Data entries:
begin

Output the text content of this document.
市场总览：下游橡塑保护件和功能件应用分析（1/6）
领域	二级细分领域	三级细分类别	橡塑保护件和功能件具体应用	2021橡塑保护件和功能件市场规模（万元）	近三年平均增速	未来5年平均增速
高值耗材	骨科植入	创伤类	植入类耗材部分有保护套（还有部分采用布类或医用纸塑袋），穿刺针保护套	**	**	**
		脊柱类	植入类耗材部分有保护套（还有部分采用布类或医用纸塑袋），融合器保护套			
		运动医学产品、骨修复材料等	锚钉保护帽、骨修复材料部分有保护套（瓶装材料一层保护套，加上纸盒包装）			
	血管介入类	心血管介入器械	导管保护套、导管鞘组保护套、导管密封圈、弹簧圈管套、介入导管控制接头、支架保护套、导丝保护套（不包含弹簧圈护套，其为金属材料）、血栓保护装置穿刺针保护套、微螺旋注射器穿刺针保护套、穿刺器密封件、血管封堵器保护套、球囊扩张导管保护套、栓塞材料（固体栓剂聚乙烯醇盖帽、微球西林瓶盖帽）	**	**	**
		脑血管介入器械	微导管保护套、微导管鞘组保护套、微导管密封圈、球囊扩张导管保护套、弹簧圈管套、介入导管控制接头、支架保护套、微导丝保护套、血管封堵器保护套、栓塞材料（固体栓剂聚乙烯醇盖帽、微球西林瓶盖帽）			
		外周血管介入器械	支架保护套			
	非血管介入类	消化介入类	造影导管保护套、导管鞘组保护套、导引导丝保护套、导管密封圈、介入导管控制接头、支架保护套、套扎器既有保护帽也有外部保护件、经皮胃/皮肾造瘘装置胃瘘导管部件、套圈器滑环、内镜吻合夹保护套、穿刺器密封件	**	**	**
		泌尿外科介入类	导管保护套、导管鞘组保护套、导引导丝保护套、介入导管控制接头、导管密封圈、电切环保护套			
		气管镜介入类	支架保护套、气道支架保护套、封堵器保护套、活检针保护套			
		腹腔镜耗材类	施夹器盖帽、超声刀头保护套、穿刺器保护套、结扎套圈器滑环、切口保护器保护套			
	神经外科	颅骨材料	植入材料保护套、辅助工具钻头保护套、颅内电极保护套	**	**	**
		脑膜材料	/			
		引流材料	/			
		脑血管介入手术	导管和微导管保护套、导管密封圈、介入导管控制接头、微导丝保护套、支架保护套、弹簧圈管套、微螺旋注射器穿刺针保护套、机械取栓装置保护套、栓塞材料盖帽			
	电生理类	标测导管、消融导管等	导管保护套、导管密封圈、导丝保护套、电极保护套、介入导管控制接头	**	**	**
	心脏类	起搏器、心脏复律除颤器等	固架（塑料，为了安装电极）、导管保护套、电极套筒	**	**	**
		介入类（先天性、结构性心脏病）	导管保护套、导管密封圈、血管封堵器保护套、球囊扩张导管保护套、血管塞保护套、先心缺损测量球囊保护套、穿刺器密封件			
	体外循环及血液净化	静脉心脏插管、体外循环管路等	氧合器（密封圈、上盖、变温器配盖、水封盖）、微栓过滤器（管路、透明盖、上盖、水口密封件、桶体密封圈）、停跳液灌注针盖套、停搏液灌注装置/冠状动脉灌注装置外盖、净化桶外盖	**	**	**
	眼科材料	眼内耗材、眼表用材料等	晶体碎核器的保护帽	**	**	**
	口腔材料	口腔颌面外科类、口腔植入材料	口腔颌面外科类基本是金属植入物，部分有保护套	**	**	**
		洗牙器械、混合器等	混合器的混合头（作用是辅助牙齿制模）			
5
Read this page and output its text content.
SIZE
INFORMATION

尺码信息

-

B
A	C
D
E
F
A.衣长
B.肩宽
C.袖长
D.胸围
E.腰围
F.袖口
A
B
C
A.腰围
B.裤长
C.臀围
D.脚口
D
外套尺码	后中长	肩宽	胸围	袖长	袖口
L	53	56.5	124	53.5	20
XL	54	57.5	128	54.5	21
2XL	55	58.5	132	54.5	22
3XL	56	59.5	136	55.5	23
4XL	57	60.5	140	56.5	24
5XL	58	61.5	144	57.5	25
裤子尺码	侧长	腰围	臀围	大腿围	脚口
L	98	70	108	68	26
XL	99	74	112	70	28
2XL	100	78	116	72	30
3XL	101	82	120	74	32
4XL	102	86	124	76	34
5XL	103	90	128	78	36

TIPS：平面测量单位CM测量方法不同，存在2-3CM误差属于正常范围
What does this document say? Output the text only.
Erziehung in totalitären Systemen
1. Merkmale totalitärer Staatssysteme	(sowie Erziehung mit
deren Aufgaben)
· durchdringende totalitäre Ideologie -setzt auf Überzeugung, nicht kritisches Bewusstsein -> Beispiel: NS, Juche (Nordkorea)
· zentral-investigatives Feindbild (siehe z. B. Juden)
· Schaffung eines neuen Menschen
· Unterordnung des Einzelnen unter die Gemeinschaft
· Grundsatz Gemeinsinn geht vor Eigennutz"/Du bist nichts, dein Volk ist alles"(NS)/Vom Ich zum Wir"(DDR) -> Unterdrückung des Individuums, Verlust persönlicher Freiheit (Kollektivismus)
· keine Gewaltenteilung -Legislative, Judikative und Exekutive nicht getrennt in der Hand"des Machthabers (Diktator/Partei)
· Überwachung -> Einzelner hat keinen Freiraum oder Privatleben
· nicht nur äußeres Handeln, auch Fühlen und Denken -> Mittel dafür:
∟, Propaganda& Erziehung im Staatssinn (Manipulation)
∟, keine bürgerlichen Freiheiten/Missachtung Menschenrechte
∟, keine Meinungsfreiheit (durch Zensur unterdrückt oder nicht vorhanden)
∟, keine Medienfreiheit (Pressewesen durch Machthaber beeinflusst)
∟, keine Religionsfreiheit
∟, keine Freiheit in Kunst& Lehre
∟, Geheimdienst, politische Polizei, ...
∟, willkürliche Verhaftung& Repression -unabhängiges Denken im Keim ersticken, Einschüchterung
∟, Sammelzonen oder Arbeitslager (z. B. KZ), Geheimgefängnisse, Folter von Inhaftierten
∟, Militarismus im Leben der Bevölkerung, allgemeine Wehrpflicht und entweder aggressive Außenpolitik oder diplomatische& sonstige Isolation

end

→ YOUR OBJECTIVE: Output the entries exactly.

→ REPLY TO THE TASK:
Output the text content of this document.
市场总览：下游橡塑保护件和功能件应用分析（1/6）
领域	二级细分领域	三级细分类别	橡塑保护件和功能件具体应用	2021橡塑保护件和功能件市场规模（万元）	近三年平均增速	未来5年平均增速
高值耗材	骨科植入	创伤类	植入类耗材部分有保护套（还有部分采用布类或医用纸塑袋），穿刺针保护套	**	**	**
		脊柱类	植入类耗材部分有保护套（还有部分采用布类或医用纸塑袋），融合器保护套			
		运动医学产品、骨修复材料等	锚钉保护帽、骨修复材料部分有保护套（瓶装材料一层保护套，加上纸盒包装）			
	血管介入类	心血管介入器械	导管保护套、导管鞘组保护套、导管密封圈、弹簧圈管套、介入导管控制接头、支架保护套、导丝保护套（不包含弹簧圈护套，其为金属材料）、血栓保护装置穿刺针保护套、微螺旋注射器穿刺针保护套、穿刺器密封件、血管封堵器保护套、球囊扩张导管保护套、栓塞材料（固体栓剂聚乙烯醇盖帽、微球西林瓶盖帽）	**	**	**
		脑血管介入器械	微导管保护套、微导管鞘组保护套、微导管密封圈、球囊扩张导管保护套、弹簧圈管套、介入导管控制接头、支架保护套、微导丝保护套、血管封堵器保护套、栓塞材料（固体栓剂聚乙烯醇盖帽、微球西林瓶盖帽）			
		外周血管介入器械	支架保护套			
	非血管介入类	消化介入类	造影导管保护套、导管鞘组保护套、导引导丝保护套、导管密封圈、介入导管控制接头、支架保护套、套扎器既有保护帽也有外部保护件、经皮胃/皮肾造瘘装置胃瘘导管部件、套圈器滑环、内镜吻合夹保护套、穿刺器密封件	**	**	**
		泌尿外科介入类	导管保护套、导管鞘组保护套、导引导丝保护套、介入导管控制接头、导管密封圈、电切环保护套			
		气管镜介入类	支架保护套、气道支架保护套、封堵器保护套、活检针保护套			
		腹腔镜耗材类	施夹器盖帽、超声刀头保护套、穿刺器保护套、结扎套圈器滑环、切口保护器保护套			
	神经外科	颅骨材料	植入材料保护套、辅助工具钻头保护套、颅内电极保护套	**	**	**
		脑膜材料	/			
		引流材料	/			
		脑血管介入手术	导管和微导管保护套、导管密封圈、介入导管控制接头、微导丝保护套、支架保护套、弹簧圈管套、微螺旋注射器穿刺针保护套、机械取栓装置保护套、栓塞材料盖帽			
	电生理类	标测导管、消融导管等	导管保护套、导管密封圈、导丝保护套、电极保护套、介入导管控制接头	**	**	**
	心脏类	起搏器、心脏复律除颤器等	固架（塑料，为了安装电极）、导管保护套、电极套筒	**	**	**
		介入类（先天性、结构性心脏病）	导管保护套、导管密封圈、血管封堵器保护套、球囊扩张导管保护套、血管塞保护套、先心缺损测量球囊保护套、穿刺器密封件			
	体外循环及血液净化	静脉心脏插管、体外循环管路等	氧合器（密封圈、上盖、变温器配盖、水封盖）、微栓过滤器（管路、透明盖、上盖、水口密封件、桶体密封圈）、停跳液灌注针盖套、停搏液灌注装置/冠状动脉灌注装置外盖、净化桶外盖	**	**	**
	眼科材料	眼内耗材、眼表用材料等	晶体碎核器的保护帽	**	**	**
	口腔材料	口腔颌面外科类、口腔植入材料	口腔颌面外科类基本是金属植入物，部分有保护套	**	**	**
		洗牙器械、混合器等	混合器的混合头（作用是辅助牙齿制模）			
5
Read this page and output its text content.
SIZE
INFORMATION

尺码信息

-

B
A	C
D
E
F
A.衣长
B.肩宽
C.袖长
D.胸围
E.腰围
F.袖口
A
B
C
A.腰围
B.裤长
C.臀围
D.脚口
D
外套尺码	后中长	肩宽	胸围	袖长	袖口
L	53	56.5	124	53.5	20
XL	54	57.5	128	54.5	21
2XL	55	58.5	132	54.5	22
3XL	56	59.5	136	55.5	23
4XL	57	60.5	140	56.5	24
5XL	58	61.5	144	57.5	25
裤子尺码	侧长	腰围	臀围	大腿围	脚口
L	98	70	108	68	26
XL	99	74	112	70	28
2XL	100	78	116	72	30
3XL	101	82	120	74	32
4XL	102	86	124	76	34
5XL	103	90	128	78	36

TIPS：平面测量单位CM测量方法不同，存在2-3CM误差属于正常范围
What does this document say? Output the text only.
Erziehung in totalitären Systemen
1. Merkmale totalitärer Staatssysteme	(sowie Erziehung mit
deren Aufgaben)
· durchdringende totalitäre Ideologie -setzt auf Überzeugung, nicht kritisches Bewusstsein -> Beispiel: NS, Juche (Nordkorea)
· zentral-investigatives Feindbild (siehe z. B. Juden)
· Schaffung eines neuen Menschen
· Unterordnung des Einzelnen unter die Gemeinschaft
· Grundsatz Gemeinsinn geht vor Eigennutz"/Du bist nichts, dein Volk ist alles"(NS)/Vom Ich zum Wir"(DDR) -> Unterdrückung des Individuums, Verlust persönlicher Freiheit (Kollektivismus)
· keine Gewaltenteilung -Legislative, Judikative und Exekutive nicht getrennt in der Hand"des Machthabers (Diktator/Partei)
· Überwachung -> Einzelner hat keinen Freiraum oder Privatleben
· nicht nur äußeres Handeln, auch Fühlen und Denken -> Mittel dafür:
∟, Propaganda& Erziehung im Staatssinn (Manipulation)
∟, keine bürgerlichen Freiheiten/Missachtung Menschenrechte
∟, keine Meinungsfreiheit (durch Zensur unterdrückt oder nicht vorhanden)
∟, keine Medienfreiheit (Pressewesen durch Machthaber beeinflusst)
∟, keine Religionsfreiheit
∟, keine Freiheit in Kunst& Lehre
∟, Geheimdienst, politische Polizei, ...
∟, willkürliche Verhaftung& Repression -unabhängiges Denken im Keim ersticken, Einschüchterung
∟, Sammelzonen oder Arbeitslager (z. B. KZ), Geheimgefängnisse, Folter von Inhaftierten
∟, Militarismus im Leben der Bevölkerung, allgemeine Wehrpflicht und entweder aggressive Außenpolitik oder diplomatische& sonstige Isolation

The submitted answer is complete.